>>>

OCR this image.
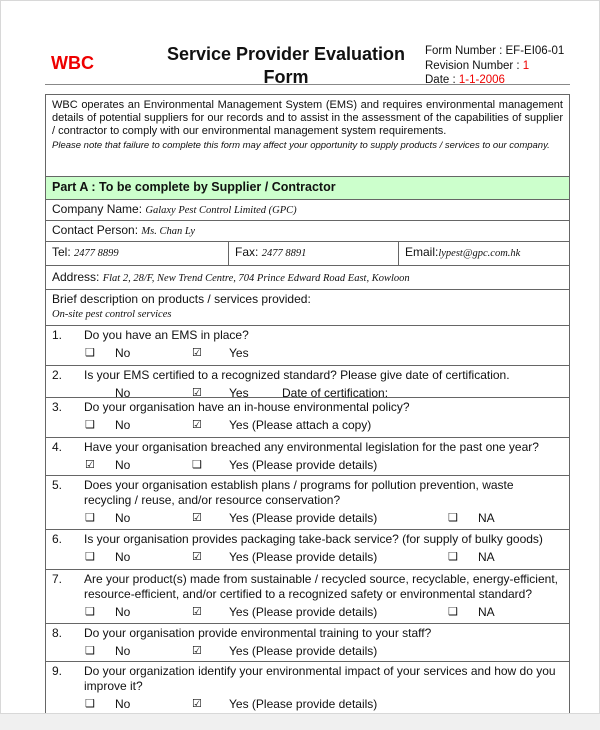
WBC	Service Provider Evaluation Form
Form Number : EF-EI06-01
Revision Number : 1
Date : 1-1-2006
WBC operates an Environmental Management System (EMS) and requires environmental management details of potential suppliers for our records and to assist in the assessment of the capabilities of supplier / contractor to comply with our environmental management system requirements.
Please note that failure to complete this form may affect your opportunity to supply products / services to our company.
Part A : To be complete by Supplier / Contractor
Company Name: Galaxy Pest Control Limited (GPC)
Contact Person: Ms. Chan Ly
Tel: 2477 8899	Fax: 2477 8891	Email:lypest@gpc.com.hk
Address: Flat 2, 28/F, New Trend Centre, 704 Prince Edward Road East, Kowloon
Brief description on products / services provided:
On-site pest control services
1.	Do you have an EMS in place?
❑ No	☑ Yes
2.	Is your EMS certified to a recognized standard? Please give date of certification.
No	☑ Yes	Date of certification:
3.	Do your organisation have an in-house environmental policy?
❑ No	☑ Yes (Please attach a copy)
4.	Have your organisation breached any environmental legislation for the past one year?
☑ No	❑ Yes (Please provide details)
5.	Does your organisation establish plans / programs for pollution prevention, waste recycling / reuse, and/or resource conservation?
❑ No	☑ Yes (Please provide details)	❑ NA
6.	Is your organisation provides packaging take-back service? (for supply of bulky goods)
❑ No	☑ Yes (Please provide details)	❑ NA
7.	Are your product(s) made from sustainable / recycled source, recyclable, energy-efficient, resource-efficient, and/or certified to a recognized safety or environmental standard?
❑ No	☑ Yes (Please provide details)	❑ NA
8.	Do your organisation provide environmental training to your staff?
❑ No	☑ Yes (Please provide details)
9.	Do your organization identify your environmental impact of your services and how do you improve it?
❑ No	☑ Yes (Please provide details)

<<<
>>>

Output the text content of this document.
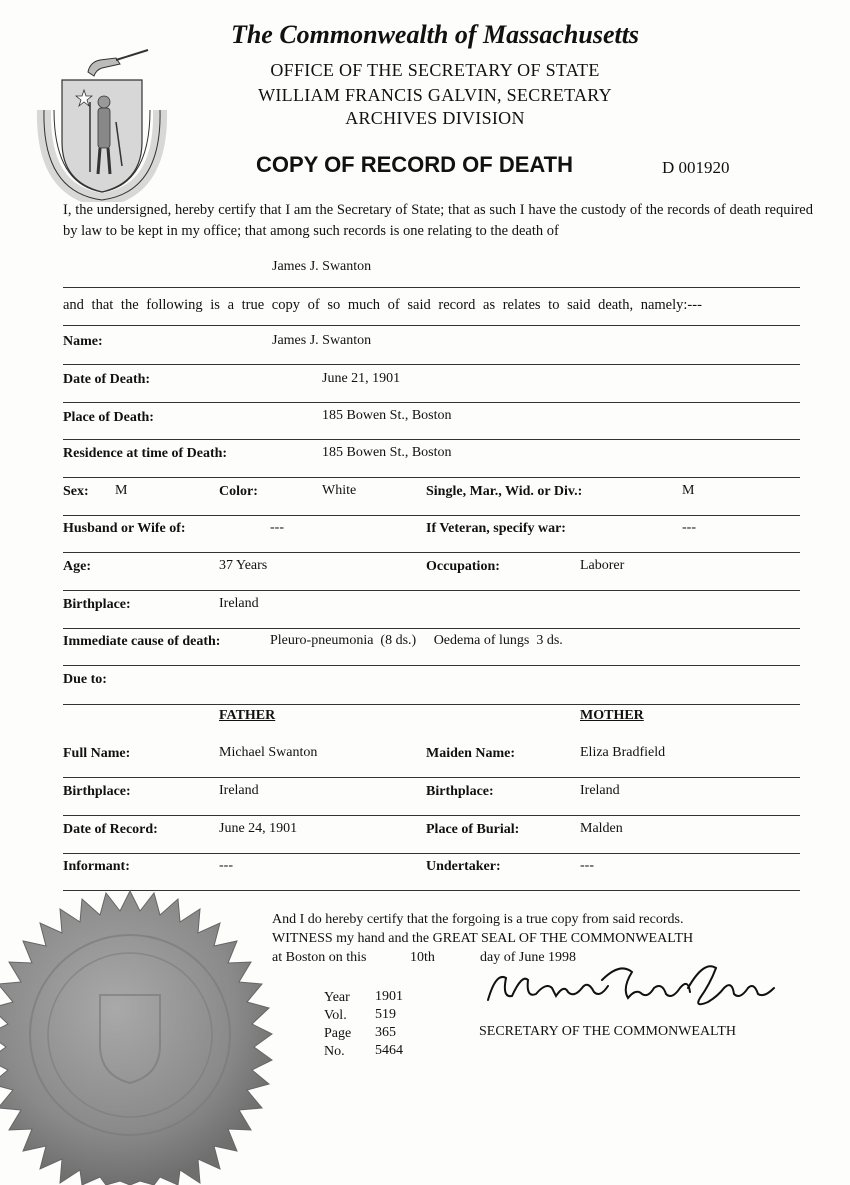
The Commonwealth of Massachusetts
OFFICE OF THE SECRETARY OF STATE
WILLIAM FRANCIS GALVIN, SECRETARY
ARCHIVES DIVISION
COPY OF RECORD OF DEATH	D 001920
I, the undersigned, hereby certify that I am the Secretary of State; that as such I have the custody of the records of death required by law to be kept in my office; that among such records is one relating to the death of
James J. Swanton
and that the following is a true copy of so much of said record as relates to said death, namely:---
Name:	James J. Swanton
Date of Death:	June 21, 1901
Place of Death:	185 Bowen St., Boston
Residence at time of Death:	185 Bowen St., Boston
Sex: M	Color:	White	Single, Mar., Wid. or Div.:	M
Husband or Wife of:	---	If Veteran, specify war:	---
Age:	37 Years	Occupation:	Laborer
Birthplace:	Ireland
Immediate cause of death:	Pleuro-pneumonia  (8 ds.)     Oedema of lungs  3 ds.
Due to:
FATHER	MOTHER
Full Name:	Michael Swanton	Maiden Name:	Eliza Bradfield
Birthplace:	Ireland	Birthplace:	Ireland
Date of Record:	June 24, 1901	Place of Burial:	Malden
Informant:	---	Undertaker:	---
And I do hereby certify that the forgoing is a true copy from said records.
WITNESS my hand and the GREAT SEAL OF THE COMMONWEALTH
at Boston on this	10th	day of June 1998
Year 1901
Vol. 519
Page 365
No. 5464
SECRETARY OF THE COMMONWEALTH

<<<
>>>

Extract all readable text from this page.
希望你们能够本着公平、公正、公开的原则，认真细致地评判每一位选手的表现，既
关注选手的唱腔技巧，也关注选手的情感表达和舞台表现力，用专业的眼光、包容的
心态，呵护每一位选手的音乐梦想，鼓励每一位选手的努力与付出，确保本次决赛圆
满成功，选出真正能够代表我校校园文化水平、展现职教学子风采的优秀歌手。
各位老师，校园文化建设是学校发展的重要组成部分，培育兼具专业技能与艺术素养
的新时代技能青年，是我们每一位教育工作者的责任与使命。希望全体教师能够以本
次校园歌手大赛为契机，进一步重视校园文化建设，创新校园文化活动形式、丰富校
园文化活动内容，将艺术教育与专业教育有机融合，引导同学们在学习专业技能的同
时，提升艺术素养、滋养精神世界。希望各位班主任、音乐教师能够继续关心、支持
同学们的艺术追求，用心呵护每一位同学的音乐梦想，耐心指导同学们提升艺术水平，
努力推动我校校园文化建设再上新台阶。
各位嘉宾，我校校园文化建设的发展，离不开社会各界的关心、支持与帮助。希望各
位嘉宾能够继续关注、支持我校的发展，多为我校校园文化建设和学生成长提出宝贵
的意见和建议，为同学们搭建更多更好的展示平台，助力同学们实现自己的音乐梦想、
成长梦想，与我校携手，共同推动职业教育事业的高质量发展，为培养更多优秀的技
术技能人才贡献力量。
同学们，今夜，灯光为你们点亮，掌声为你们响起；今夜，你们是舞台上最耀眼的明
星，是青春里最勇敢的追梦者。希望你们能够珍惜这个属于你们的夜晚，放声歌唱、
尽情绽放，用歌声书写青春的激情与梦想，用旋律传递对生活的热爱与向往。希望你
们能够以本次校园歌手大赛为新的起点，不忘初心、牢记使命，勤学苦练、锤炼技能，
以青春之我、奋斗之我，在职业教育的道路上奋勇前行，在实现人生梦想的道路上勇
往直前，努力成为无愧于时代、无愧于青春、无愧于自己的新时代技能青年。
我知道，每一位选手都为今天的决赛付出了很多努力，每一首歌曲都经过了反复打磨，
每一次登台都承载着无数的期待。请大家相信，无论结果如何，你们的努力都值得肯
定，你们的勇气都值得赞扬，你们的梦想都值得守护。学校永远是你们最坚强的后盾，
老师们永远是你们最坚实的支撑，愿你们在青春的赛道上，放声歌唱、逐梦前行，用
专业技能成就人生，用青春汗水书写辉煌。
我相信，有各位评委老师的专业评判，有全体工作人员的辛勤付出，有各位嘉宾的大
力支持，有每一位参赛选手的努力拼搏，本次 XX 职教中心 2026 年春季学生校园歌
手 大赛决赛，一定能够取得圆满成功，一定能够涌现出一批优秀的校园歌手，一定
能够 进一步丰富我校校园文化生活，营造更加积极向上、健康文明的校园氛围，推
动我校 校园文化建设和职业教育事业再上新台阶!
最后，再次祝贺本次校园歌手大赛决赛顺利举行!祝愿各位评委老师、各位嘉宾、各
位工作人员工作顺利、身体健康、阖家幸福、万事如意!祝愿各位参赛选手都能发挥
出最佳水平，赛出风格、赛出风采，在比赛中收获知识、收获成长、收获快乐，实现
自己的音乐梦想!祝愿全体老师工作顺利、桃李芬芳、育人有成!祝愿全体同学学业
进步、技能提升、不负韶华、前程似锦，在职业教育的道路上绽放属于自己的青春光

<<<

Your task is to list each line of the records with the word "certified".

2.	Is your EMS certified to a recognized standard? Please give date of certification.
7.	Are your product(s) made from sustainable / recycled source, recyclable, energy-efficient, resource-efficient, and/or certified to a recognized safety or environmental standard?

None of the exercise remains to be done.